◆ **Directions for this task**: Can you rewrite the listing below, changing every "my-avatar" to "self-avatar" and leaving everything else as it is?

◆ **Task material**:
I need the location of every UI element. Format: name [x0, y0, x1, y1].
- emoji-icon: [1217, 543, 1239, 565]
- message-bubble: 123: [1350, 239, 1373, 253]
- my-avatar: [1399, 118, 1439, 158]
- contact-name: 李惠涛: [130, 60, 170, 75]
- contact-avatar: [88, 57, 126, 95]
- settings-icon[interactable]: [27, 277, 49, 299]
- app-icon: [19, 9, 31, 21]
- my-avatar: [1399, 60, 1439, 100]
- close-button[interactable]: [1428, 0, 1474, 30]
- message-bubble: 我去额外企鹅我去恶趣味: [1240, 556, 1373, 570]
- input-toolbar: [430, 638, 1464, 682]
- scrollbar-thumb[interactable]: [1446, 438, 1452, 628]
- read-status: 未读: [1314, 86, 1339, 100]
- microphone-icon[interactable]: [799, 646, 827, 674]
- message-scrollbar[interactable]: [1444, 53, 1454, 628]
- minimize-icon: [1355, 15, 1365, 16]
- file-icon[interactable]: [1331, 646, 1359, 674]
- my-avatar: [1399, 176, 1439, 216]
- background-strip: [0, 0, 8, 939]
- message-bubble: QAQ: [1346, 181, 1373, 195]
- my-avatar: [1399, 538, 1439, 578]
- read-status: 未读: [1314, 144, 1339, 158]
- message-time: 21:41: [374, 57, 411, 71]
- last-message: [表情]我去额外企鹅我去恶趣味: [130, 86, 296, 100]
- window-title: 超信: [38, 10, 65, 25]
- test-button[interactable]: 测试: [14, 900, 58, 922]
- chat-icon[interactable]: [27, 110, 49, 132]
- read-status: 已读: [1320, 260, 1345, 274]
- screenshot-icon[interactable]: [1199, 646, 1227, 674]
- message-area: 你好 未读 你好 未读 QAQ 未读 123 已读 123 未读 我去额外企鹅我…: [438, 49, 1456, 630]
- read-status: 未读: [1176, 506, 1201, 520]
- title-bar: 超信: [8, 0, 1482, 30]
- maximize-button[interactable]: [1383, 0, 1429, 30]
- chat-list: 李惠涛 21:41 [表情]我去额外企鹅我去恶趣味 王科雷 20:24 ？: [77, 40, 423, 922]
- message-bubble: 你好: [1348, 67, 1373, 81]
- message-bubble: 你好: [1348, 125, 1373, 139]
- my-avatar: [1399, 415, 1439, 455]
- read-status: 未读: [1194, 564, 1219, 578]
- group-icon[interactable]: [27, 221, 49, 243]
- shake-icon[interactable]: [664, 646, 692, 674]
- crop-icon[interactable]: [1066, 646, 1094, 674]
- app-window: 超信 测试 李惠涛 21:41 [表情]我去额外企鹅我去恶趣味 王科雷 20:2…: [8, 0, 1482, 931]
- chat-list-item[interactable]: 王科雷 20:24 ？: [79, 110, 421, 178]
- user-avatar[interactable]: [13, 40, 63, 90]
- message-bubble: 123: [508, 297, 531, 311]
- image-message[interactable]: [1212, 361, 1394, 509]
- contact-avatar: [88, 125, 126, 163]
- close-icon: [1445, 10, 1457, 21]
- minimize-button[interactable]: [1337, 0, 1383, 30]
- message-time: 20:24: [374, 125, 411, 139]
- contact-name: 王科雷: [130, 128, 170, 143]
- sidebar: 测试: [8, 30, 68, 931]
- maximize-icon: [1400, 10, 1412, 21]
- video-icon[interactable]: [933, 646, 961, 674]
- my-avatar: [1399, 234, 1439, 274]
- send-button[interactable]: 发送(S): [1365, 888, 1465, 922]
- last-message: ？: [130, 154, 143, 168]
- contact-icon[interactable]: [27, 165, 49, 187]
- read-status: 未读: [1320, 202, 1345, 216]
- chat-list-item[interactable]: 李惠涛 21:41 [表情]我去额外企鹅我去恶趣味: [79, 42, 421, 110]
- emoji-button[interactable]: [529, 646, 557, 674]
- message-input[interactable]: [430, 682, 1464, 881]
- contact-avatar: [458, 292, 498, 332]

◆ **Output for this exercise**:
I need the location of every UI element. Format: name [x0, y0, x1, y1].
- emoji-icon: [1217, 543, 1239, 565]
- message-bubble: 123: [1350, 239, 1373, 253]
- self-avatar: [1399, 118, 1439, 158]
- contact-name: 李惠涛: [130, 60, 170, 75]
- contact-avatar: [88, 57, 126, 95]
- settings-icon[interactable]: [27, 277, 49, 299]
- app-icon: [19, 9, 31, 21]
- self-avatar: [1399, 60, 1439, 100]
- close-button[interactable]: [1428, 0, 1474, 30]
- message-bubble: 我去额外企鹅我去恶趣味: [1240, 556, 1373, 570]
- input-toolbar: [430, 638, 1464, 682]
- scrollbar-thumb[interactable]: [1446, 438, 1452, 628]
- read-status: 未读: [1314, 86, 1339, 100]
- microphone-icon[interactable]: [799, 646, 827, 674]
- message-scrollbar[interactable]: [1444, 53, 1454, 628]
- minimize-icon: [1355, 15, 1365, 16]
- file-icon[interactable]: [1331, 646, 1359, 674]
- self-avatar: [1399, 176, 1439, 216]
- background-strip: [0, 0, 8, 939]
- message-bubble: QAQ: [1346, 181, 1373, 195]
- self-avatar: [1399, 538, 1439, 578]
- read-status: 未读: [1314, 144, 1339, 158]
- message-time: 21:41: [374, 57, 411, 71]
- last-message: [表情]我去额外企鹅我去恶趣味: [130, 86, 296, 100]
- window-title: 超信: [38, 10, 65, 25]
- test-button[interactable]: 测试: [14, 900, 58, 922]
- chat-icon[interactable]: [27, 110, 49, 132]
- read-status: 已读: [1320, 260, 1345, 274]
- screenshot-icon[interactable]: [1199, 646, 1227, 674]
- message-area: 你好 未读 你好 未读 QAQ 未读 123 已读 123 未读 我去额外企鹅我…: [438, 49, 1456, 630]
- read-status: 未读: [1176, 506, 1201, 520]
- title-bar: 超信: [8, 0, 1482, 30]
- maximize-button[interactable]: [1383, 0, 1429, 30]
- chat-list: 李惠涛 21:41 [表情]我去额外企鹅我去恶趣味 王科雷 20:24 ？: [77, 40, 423, 922]
- message-bubble: 你好: [1348, 67, 1373, 81]
- message-bubble: 你好: [1348, 125, 1373, 139]
- self-avatar: [1399, 415, 1439, 455]
- read-status: 未读: [1194, 564, 1219, 578]
- group-icon[interactable]: [27, 221, 49, 243]
- shake-icon[interactable]: [664, 646, 692, 674]
- crop-icon[interactable]: [1066, 646, 1094, 674]
- app-window: 超信 测试 李惠涛 21:41 [表情]我去额外企鹅我去恶趣味 王科雷 20:2…: [8, 0, 1482, 931]
- chat-list-item[interactable]: 王科雷 20:24 ？: [79, 110, 421, 178]
- user-avatar[interactable]: [13, 40, 63, 90]
- message-bubble: 123: [508, 297, 531, 311]
- image-message[interactable]: [1212, 361, 1394, 509]
- contact-avatar: [88, 125, 126, 163]
- close-icon: [1445, 10, 1457, 21]
- minimize-button[interactable]: [1337, 0, 1383, 30]
- message-time: 20:24: [374, 125, 411, 139]
- contact-name: 王科雷: [130, 128, 170, 143]
- sidebar: 测试: [8, 30, 68, 931]
- maximize-icon: [1400, 10, 1412, 21]
- video-icon[interactable]: [933, 646, 961, 674]
- self-avatar: [1399, 234, 1439, 274]
- send-button[interactable]: 发送(S): [1365, 888, 1465, 922]
- last-message: ？: [130, 154, 143, 168]
- contact-icon[interactable]: [27, 165, 49, 187]
- read-status: 未读: [1320, 202, 1345, 216]
- chat-list-item[interactable]: 李惠涛 21:41 [表情]我去额外企鹅我去恶趣味: [79, 42, 421, 110]
- emoji-button[interactable]: [529, 646, 557, 674]
- message-input[interactable]: [430, 682, 1464, 881]
- contact-avatar: [458, 292, 498, 332]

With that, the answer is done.